Reproduce the records below in their entirety, character for character.

-- START OF LISTED RECORDS --

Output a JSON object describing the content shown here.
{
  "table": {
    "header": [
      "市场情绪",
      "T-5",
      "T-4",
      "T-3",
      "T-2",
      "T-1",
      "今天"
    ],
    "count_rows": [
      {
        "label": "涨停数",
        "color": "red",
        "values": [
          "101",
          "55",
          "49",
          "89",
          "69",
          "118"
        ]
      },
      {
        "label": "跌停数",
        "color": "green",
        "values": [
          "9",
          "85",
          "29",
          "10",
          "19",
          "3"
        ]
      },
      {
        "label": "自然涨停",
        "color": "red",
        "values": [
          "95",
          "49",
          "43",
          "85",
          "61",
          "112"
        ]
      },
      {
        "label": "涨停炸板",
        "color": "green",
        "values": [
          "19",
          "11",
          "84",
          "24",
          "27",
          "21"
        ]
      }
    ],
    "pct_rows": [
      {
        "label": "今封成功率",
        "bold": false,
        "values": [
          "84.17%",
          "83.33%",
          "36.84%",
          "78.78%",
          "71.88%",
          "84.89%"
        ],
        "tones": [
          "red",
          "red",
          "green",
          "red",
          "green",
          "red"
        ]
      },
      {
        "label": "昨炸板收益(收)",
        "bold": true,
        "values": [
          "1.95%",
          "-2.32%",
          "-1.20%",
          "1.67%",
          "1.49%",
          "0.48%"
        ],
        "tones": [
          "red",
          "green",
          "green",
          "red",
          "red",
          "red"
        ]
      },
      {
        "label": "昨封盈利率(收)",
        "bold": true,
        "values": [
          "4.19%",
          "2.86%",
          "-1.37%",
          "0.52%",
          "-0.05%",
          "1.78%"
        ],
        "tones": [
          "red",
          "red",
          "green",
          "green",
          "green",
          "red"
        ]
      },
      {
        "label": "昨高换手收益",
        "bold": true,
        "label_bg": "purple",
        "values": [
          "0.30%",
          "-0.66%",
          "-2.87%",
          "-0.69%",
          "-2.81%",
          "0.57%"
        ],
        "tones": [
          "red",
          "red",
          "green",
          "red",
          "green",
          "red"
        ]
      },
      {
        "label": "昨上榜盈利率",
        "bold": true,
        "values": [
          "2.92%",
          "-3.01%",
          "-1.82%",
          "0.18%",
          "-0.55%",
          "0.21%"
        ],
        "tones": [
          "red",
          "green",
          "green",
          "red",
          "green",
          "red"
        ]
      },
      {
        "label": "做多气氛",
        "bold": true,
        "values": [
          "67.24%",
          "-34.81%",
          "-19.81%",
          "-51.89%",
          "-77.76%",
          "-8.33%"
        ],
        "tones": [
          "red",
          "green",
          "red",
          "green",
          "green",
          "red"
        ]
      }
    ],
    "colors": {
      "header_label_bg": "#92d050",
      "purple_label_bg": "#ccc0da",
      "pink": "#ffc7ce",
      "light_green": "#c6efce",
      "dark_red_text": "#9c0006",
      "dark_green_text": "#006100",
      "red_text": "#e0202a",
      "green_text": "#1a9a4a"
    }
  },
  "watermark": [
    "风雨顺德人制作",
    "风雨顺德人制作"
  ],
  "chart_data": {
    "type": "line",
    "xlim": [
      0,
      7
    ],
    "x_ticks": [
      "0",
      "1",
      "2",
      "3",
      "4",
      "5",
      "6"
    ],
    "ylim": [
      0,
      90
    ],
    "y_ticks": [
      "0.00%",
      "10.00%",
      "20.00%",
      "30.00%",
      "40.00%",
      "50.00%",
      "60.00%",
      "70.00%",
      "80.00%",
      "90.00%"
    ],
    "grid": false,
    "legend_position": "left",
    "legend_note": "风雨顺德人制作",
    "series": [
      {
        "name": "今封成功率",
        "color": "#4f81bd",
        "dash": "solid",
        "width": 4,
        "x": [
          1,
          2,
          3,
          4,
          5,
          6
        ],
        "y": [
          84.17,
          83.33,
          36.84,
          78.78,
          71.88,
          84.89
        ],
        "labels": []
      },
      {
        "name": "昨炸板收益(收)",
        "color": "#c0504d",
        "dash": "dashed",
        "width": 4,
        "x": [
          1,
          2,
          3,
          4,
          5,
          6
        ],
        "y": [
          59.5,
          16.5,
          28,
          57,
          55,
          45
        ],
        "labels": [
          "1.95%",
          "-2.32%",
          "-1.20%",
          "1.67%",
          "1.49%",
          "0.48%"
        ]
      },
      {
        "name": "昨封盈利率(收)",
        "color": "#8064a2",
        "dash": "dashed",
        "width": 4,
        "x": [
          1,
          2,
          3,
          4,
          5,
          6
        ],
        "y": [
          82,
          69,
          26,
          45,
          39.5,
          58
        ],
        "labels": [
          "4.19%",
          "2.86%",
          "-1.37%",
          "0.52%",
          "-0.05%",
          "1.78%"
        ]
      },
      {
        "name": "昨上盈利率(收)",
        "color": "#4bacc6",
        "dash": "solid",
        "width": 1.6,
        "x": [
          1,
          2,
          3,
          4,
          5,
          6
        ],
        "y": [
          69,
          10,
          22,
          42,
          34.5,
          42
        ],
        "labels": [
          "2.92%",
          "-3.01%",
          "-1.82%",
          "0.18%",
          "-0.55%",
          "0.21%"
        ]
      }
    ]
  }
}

-- END OF LISTED RECORDS --

* [THE SOLUTION]
Output a JSON object describing the content shown here.
{
  "table": {
    "header": [
      "市场情绪",
      "T-5",
      "T-4",
      "T-3",
      "T-2",
      "T-1",
      "今天"
    ],
    "count_rows": [
      {
        "label": "涨停数",
        "color": "red",
        "values": [
          "101",
          "55",
          "49",
          "89",
          "69",
          "118"
        ]
      },
      {
        "label": "跌停数",
        "color": "green",
        "values": [
          "9",
          "85",
          "29",
          "10",
          "19",
          "3"
        ]
      },
      {
        "label": "自然涨停",
        "color": "red",
        "values": [
          "95",
          "49",
          "43",
          "85",
          "61",
          "112"
        ]
      },
      {
        "label": "涨停炸板",
        "color": "green",
        "values": [
          "19",
          "11",
          "84",
          "24",
          "27",
          "21"
        ]
      }
    ],
    "pct_rows": [
      {
        "label": "今封成功率",
        "bold": false,
        "values": [
          "84.17%",
          "83.33%",
          "36.84%",
          "78.78%",
          "71.88%",
          "84.89%"
        ],
        "tones": [
          "red",
          "red",
          "green",
          "red",
          "green",
          "red"
        ]
      },
      {
        "label": "昨炸板收益(收)",
        "bold": true,
        "values": [
          "1.95%",
          "-2.32%",
          "-1.20%",
          "1.67%",
          "1.49%",
          "0.48%"
        ],
        "tones": [
          "red",
          "green",
          "green",
          "red",
          "red",
          "red"
        ]
      },
      {
        "label": "昨封盈利率(收)",
        "bold": true,
        "values": [
          "4.19%",
          "2.86%",
          "-1.37%",
          "0.52%",
          "-0.05%",
          "1.78%"
        ],
        "tones": [
          "red",
          "red",
          "green",
          "green",
          "green",
          "red"
        ]
      },
      {
        "label": "昨高换手收益",
        "bold": true,
        "label_bg": "purple",
        "values": [
          "0.30%",
          "-0.66%",
          "-2.87%",
          "-0.69%",
          "-2.81%",
          "0.57%"
        ],
        "tones": [
          "red",
          "red",
          "green",
          "red",
          "green",
          "red"
        ]
      },
      {
        "label": "昨上榜盈利率",
        "bold": true,
        "values": [
          "2.92%",
          "-3.01%",
          "-1.82%",
          "0.18%",
          "-0.55%",
          "0.21%"
        ],
        "tones": [
          "red",
          "green",
          "green",
          "red",
          "green",
          "red"
        ]
      },
      {
        "label": "做多气氛",
        "bold": true,
        "values": [
          "67.24%",
          "-34.81%",
          "-19.81%",
          "-51.89%",
          "-77.76%",
          "-8.33%"
        ],
        "tones": [
          "red",
          "green",
          "red",
          "green",
          "green",
          "red"
        ]
      }
    ],
    "colors": {
      "header_label_bg": "#92d050",
      "purple_label_bg": "#ccc0da",
      "pink": "#ffc7ce",
      "light_green": "#c6efce",
      "dark_red_text": "#9c0006",
      "dark_green_text": "#006100",
      "red_text": "#e0202a",
      "green_text": "#1a9a4a"
    }
  },
  "watermark": [
    "风雨顺德人制作",
    "风雨顺德人制作"
  ],
  "chart_data": {
    "type": "line",
    "xlim": [
      0,
      7
    ],
    "x_ticks": [
      "0",
      "1",
      "2",
      "3",
      "4",
      "5",
      "6"
    ],
    "ylim": [
      0,
      90
    ],
    "y_ticks": [
      "0.00%",
      "10.00%",
      "20.00%",
      "30.00%",
      "40.00%",
      "50.00%",
      "60.00%",
      "70.00%",
      "80.00%",
      "90.00%"
    ],
    "grid": false,
    "legend_position": "left",
    "legend_note": "风雨顺德人制作",
    "series": [
      {
        "name": "今封成功率",
        "color": "#4f81bd",
        "dash": "solid",
        "width": 4,
        "x": [
          1,
          2,
          3,
          4,
          5,
          6
        ],
        "y": [
          84.17,
          83.33,
          36.84,
          78.78,
          71.88,
          84.89
        ],
        "labels": []
      },
      {
        "name": "昨炸板收益(收)",
        "color": "#c0504d",
        "dash": "dashed",
        "width": 4,
        "x": [
          1,
          2,
          3,
          4,
          5,
          6
        ],
        "y": [
          59.5,
          16.5,
          28,
          57,
          55,
          45
        ],
        "labels": [
          "1.95%",
          "-2.32%",
          "-1.20%",
          "1.67%",
          "1.49%",
          "0.48%"
        ]
      },
      {
        "name": "昨封盈利率(收)",
        "color": "#8064a2",
        "dash": "dashed",
        "width": 4,
        "x": [
          1,
          2,
          3,
          4,
          5,
          6
        ],
        "y": [
          82,
          69,
          26,
          45,
          39.5,
          58
        ],
        "labels": [
          "4.19%",
          "2.86%",
          "-1.37%",
          "0.52%",
          "-0.05%",
          "1.78%"
        ]
      },
      {
        "name": "昨上盈利率(收)",
        "color": "#4bacc6",
        "dash": "solid",
        "width": 1.6,
        "x": [
          1,
          2,
          3,
          4,
          5,
          6
        ],
        "y": [
          69,
          10,
          22,
          42,
          34.5,
          42
        ],
        "labels": [
          "2.92%",
          "-3.01%",
          "-1.82%",
          "0.18%",
          "-0.55%",
          "0.21%"
        ]
      }
    ]
  }
}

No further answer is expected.